Document page text data:
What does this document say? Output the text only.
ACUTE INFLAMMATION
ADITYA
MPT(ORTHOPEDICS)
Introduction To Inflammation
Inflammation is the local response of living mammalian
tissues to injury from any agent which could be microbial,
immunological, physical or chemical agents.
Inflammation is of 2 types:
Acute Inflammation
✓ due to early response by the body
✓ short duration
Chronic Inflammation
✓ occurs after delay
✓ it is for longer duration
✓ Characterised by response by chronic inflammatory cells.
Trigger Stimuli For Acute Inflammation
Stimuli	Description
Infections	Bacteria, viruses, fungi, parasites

The task
In the records above, some lines hold the word "duration"; copy each such line.

Response box
✓ short duration
✓ it is for longer duration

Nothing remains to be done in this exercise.